Exercise task ::
In the entries below, find the lines that contain the word "Código" and copy them.

Records for the task ::
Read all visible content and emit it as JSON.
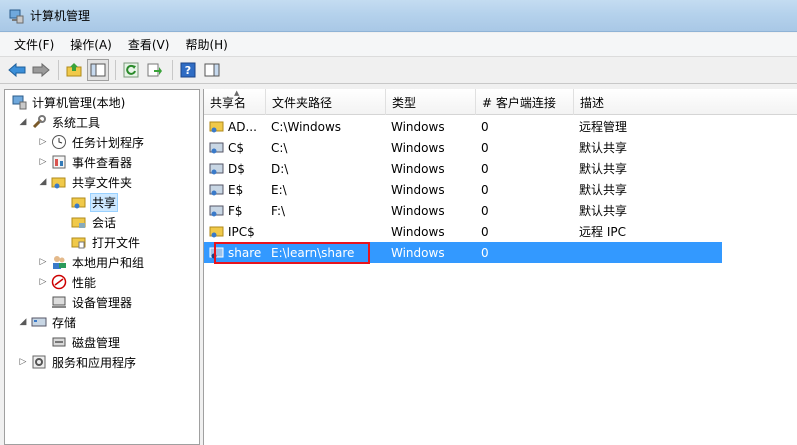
{
  "window": {
    "title": "计算机管理"
  },
  "menu": [
    {
      "label": "文件(F)"
    },
    {
      "label": "操作(A)"
    },
    {
      "label": "查看(V)"
    },
    {
      "label": "帮助(H)"
    }
  ],
  "toolbar": {
    "buttons": [
      "back-arrow-icon",
      "forward-arrow-icon",
      "up-folder-icon",
      "show-hide-tree-icon",
      "refresh-icon",
      "export-list-icon",
      "help-icon",
      "properties-pane-icon"
    ]
  },
  "tree": {
    "root": "计算机管理(本地)",
    "items": [
      {
        "label": "计算机管理(本地)"
      },
      {
        "label": "系统工具"
      },
      {
        "label": "任务计划程序"
      },
      {
        "label": "事件查看器"
      },
      {
        "label": "共享文件夹"
      },
      {
        "label": "共享"
      },
      {
        "label": "会话"
      },
      {
        "label": "打开文件"
      },
      {
        "label": "本地用户和组"
      },
      {
        "label": "性能"
      },
      {
        "label": "设备管理器"
      },
      {
        "label": "存储"
      },
      {
        "label": "磁盘管理"
      },
      {
        "label": "服务和应用程序"
      }
    ]
  },
  "list": {
    "columns": [
      {
        "label": "共享名"
      },
      {
        "label": "文件夹路径"
      },
      {
        "label": "类型"
      },
      {
        "label": "# 客户端连接"
      },
      {
        "label": "描述"
      }
    ],
    "rows": [
      {
        "name": "AD...",
        "path": "C:\\Windows",
        "type": "Windows",
        "clients": "0",
        "desc": "远程管理"
      },
      {
        "name": "C$",
        "path": "C:\\",
        "type": "Windows",
        "clients": "0",
        "desc": "默认共享"
      },
      {
        "name": "D$",
        "path": "D:\\",
        "type": "Windows",
        "clients": "0",
        "desc": "默认共享"
      },
      {
        "name": "E$",
        "path": "E:\\",
        "type": "Windows",
        "clients": "0",
        "desc": "默认共享"
      },
      {
        "name": "F$",
        "path": "F:\\",
        "type": "Windows",
        "clients": "0",
        "desc": "默认共享"
      },
      {
        "name": "IPC$",
        "path": "",
        "type": "Windows",
        "clients": "0",
        "desc": "远程 IPC"
      },
      {
        "name": "share",
        "path": "E:\\learn\\share",
        "type": "Windows",
        "clients": "0",
        "desc": ""
      }
    ]
  },
  "colors": {
    "selection": "#3399ff",
    "annotation": "#e8141c"
  }
}
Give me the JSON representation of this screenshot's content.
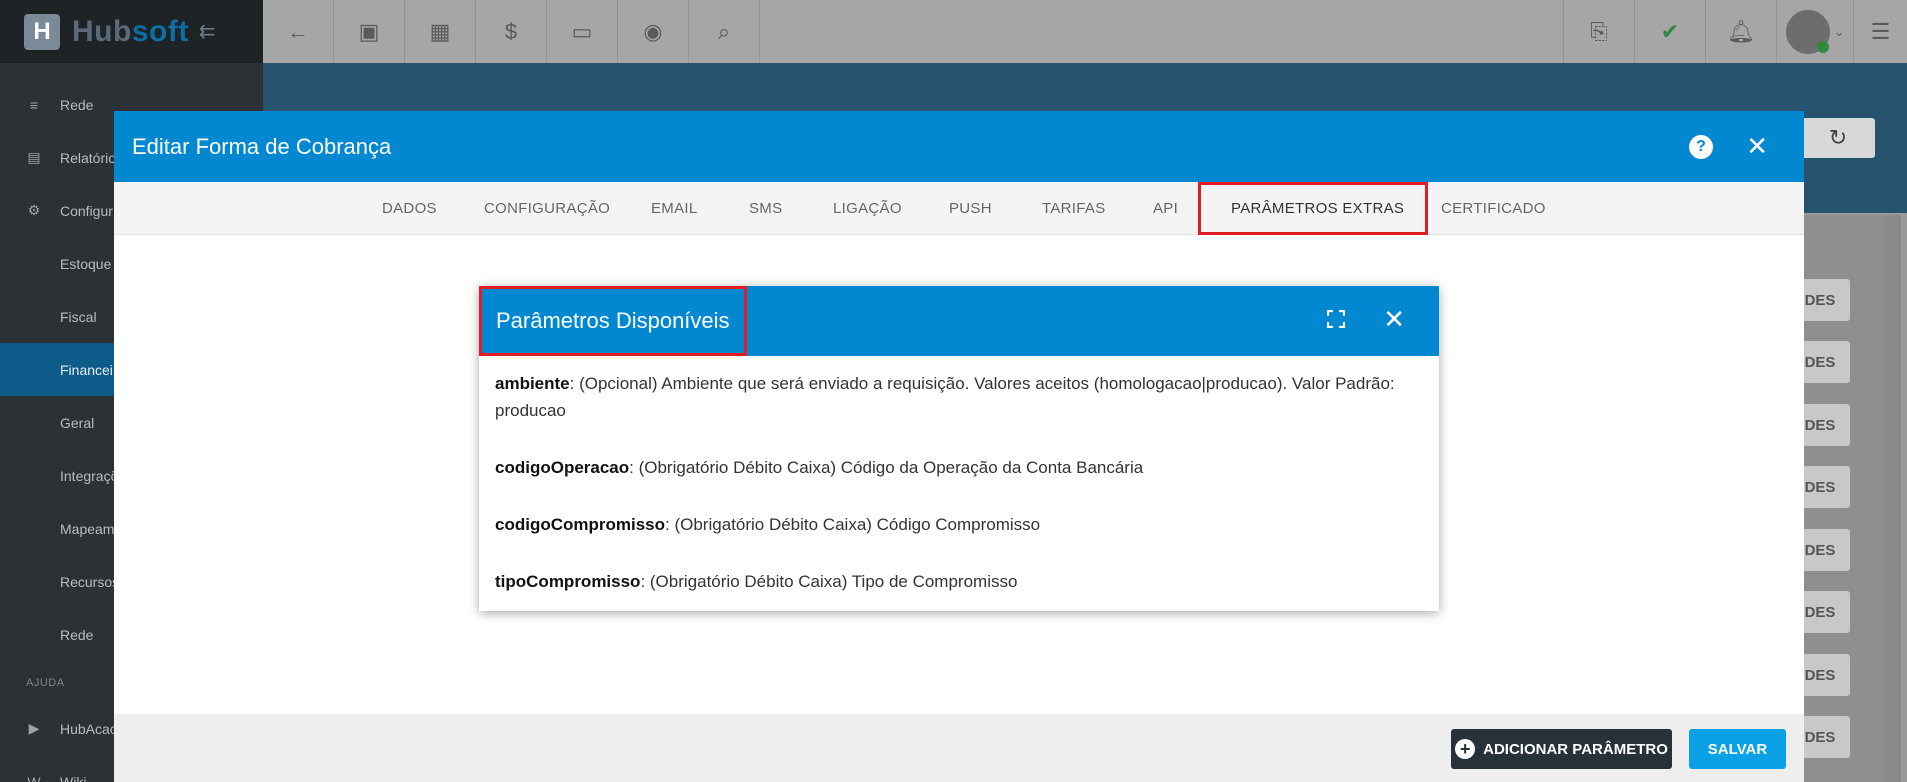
{
  "brand": {
    "name_a": "Hub",
    "name_b": "soft",
    "logo_letter": "H"
  },
  "toolbar": {
    "icons": [
      "back-arrow-icon",
      "contact-card-icon",
      "calendar-clock-icon",
      "dollar-icon",
      "terminal-icon",
      "eye-icon",
      "search-icon"
    ],
    "right_icons": [
      "pdf-icon",
      "check-chat-icon",
      "bell-icon",
      "user-avatar",
      "menu-icon"
    ]
  },
  "sidebar": {
    "items": [
      {
        "label": "Rede",
        "icon": "server-icon"
      },
      {
        "label": "Relatório",
        "icon": "report-icon"
      },
      {
        "label": "Configur",
        "icon": "gear-icon"
      },
      {
        "label": "Estoque"
      },
      {
        "label": "Fiscal"
      },
      {
        "label": "Financei"
      },
      {
        "label": "Geral"
      },
      {
        "label": "Integraçõ"
      },
      {
        "label": "Mapeam"
      },
      {
        "label": "Recursos"
      },
      {
        "label": "Rede"
      }
    ],
    "section_ajuda": "AJUDA",
    "help_items": [
      {
        "label": "HubAcac",
        "icon": "video-icon"
      },
      {
        "label": "Wiki",
        "icon": "wiki-icon"
      }
    ]
  },
  "background": {
    "action_label": "DES"
  },
  "modal": {
    "title": "Editar Forma de Cobrança",
    "tabs": [
      "DADOS",
      "CONFIGURAÇÃO",
      "EMAIL",
      "SMS",
      "LIGAÇÃO",
      "PUSH",
      "TARIFAS",
      "API",
      "PARÂMETROS EXTRAS",
      "CERTIFICADO"
    ],
    "selected_tab": "PARÂMETROS EXTRAS",
    "add_button": "ADICIONAR PARÂMETRO",
    "save_button": "SALVAR"
  },
  "dialog": {
    "title": "Parâmetros Disponíveis",
    "params": [
      {
        "name": "ambiente",
        "desc": ": (Opcional) Ambiente que será enviado a requisição. Valores aceitos (homologacao|producao). Valor Padrão: producao"
      },
      {
        "name": "codigoOperacao",
        "desc": ": (Obrigatório Débito Caixa) Código da Operação da Conta Bancária"
      },
      {
        "name": "codigoCompromisso",
        "desc": ": (Obrigatório Débito Caixa) Código Compromisso"
      },
      {
        "name": "tipoCompromisso",
        "desc": ": (Obrigatório Débito Caixa) Tipo de Compromisso"
      }
    ]
  },
  "colors": {
    "primary": "#0288d1",
    "highlight": "#e21d24",
    "sidebar_active": "#0c5b88",
    "dark_button": "#263238",
    "save_button": "#0ba1e6"
  }
}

Reply ::
        "desc": ": (Obrigatório Débito Caixa) Código da Operação da Conta Bancária"
        "desc": ": (Obrigatório Débito Caixa) Código Compromisso"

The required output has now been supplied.